AIM: Search the data below for the string "山楂树之恋". Extract every line that contains it.

THE RECORDS:
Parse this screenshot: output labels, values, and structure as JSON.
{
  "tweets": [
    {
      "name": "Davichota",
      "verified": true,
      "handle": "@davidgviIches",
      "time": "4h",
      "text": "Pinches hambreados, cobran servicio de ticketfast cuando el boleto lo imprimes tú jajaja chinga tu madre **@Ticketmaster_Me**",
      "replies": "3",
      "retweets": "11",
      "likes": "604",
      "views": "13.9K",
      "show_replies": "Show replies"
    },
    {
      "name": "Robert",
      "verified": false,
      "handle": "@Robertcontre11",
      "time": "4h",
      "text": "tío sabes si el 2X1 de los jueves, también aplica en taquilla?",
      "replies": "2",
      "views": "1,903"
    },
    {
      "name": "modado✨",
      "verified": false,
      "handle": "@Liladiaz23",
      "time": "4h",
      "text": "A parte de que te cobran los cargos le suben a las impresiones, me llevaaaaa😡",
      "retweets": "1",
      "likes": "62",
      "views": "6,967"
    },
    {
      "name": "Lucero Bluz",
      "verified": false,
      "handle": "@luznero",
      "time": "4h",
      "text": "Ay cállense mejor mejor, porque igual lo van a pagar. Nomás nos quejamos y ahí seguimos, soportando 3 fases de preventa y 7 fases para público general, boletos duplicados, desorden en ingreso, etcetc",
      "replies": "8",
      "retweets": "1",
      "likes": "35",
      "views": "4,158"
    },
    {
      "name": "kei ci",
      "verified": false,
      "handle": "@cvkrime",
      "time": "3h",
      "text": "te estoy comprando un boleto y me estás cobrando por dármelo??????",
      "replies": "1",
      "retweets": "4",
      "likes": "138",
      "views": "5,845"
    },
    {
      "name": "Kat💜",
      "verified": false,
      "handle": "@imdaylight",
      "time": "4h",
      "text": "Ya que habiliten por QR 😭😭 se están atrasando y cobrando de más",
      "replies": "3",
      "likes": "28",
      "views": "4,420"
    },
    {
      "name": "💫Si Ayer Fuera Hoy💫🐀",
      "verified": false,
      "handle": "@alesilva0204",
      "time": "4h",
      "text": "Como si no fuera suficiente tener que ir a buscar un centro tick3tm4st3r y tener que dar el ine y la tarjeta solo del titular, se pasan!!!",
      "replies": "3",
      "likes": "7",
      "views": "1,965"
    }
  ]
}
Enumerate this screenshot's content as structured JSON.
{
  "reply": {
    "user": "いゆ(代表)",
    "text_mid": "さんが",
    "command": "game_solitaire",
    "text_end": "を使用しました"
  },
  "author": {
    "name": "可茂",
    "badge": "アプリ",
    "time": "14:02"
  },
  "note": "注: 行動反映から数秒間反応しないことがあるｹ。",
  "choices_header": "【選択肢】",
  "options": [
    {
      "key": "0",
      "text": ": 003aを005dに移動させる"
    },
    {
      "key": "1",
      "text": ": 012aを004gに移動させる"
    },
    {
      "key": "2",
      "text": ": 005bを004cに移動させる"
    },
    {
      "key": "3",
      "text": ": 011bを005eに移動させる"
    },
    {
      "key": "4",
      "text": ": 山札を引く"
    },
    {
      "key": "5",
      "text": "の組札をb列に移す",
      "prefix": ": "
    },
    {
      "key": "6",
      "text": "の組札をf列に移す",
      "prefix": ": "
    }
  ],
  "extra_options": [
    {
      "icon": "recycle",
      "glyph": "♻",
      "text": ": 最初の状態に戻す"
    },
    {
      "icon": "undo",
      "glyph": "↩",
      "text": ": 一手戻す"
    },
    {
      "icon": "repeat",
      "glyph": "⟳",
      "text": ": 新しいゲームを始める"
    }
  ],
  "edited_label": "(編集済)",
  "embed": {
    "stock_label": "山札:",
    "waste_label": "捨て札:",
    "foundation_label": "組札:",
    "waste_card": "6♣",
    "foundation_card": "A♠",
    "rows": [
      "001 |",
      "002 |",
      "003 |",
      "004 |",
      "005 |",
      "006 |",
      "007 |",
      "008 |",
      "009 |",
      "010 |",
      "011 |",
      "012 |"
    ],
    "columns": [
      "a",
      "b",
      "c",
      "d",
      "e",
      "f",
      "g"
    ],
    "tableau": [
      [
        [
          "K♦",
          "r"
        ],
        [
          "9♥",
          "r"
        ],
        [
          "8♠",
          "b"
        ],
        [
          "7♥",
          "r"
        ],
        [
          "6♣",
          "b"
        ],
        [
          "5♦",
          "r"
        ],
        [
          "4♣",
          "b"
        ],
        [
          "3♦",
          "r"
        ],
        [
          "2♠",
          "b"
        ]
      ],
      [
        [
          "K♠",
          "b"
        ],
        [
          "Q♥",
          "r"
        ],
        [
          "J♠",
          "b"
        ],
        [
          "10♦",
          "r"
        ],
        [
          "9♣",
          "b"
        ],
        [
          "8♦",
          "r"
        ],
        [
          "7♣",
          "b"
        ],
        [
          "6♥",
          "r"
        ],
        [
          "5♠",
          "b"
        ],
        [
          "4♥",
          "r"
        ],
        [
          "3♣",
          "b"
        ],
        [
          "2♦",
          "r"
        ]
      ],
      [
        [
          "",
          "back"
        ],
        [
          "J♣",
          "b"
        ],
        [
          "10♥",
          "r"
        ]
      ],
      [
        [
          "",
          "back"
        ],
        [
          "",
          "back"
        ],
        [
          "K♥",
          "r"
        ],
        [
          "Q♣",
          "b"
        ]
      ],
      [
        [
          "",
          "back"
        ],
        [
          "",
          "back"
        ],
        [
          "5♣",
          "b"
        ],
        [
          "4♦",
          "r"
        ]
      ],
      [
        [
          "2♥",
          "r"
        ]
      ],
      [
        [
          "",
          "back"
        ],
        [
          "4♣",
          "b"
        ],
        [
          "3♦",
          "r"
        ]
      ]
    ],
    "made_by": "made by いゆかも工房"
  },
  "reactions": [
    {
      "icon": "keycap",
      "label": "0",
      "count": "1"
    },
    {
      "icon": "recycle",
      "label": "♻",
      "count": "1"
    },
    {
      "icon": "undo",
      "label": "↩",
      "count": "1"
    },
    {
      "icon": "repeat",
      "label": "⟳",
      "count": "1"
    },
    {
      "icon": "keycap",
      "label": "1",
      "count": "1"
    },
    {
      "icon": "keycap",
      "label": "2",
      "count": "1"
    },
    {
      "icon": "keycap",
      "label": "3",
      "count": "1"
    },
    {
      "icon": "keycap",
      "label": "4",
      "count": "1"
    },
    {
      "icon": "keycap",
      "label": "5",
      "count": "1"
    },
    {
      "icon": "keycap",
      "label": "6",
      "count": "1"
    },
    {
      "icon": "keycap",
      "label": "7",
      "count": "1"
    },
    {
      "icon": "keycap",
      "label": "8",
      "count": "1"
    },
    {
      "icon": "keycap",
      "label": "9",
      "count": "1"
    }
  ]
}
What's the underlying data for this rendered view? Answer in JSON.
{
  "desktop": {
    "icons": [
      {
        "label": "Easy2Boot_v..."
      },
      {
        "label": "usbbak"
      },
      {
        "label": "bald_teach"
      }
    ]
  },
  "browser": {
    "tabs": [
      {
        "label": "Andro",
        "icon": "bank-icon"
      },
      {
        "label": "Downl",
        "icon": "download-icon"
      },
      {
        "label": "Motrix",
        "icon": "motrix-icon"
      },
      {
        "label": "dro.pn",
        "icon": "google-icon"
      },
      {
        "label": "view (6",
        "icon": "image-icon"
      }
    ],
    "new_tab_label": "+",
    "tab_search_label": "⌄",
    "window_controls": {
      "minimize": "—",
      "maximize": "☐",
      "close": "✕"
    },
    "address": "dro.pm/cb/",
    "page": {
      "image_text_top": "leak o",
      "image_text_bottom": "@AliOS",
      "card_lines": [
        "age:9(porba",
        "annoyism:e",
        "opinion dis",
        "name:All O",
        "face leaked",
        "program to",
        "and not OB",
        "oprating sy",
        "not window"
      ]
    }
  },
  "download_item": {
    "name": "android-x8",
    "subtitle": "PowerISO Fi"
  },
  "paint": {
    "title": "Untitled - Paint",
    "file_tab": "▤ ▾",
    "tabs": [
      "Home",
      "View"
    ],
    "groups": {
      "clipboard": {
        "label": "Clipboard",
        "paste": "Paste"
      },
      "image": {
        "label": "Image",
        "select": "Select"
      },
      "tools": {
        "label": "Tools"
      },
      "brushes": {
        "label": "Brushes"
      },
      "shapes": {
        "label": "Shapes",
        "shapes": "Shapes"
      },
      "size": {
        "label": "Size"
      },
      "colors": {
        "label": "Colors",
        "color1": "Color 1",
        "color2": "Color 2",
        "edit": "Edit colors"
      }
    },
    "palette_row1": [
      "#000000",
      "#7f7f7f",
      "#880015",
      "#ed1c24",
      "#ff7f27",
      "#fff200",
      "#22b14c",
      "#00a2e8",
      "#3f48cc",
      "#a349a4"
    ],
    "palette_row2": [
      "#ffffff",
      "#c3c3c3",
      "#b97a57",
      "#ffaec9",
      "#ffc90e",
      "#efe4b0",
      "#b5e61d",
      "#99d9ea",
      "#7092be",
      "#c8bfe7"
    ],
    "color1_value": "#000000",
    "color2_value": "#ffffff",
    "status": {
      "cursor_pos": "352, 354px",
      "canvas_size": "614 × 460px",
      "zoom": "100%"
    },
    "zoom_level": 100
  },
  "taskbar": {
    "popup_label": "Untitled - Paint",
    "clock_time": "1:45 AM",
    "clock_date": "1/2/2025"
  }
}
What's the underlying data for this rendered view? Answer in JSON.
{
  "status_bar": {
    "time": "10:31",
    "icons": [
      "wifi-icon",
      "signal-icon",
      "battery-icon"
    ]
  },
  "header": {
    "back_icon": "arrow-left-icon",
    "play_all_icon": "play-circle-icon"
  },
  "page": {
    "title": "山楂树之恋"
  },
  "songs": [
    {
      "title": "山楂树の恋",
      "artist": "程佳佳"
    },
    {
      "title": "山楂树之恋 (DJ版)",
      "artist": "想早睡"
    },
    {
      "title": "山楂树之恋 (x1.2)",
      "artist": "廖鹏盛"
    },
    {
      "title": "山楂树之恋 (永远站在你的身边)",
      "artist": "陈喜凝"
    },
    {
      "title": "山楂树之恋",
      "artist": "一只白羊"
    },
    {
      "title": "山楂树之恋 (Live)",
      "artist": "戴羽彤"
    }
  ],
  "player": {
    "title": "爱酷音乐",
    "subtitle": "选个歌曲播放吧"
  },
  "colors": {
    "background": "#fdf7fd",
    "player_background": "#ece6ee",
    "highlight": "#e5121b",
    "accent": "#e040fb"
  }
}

CORRECT RESULT:
    "title": "山楂树之恋"
      "title": "山楂树之恋 (DJ版)",
      "title": "山楂树之恋 (x1.2)",
      "title": "山楂树之恋 (永远站在你的身边)",
      "title": "山楂树之恋",
      "title": "山楂树之恋 (Live)",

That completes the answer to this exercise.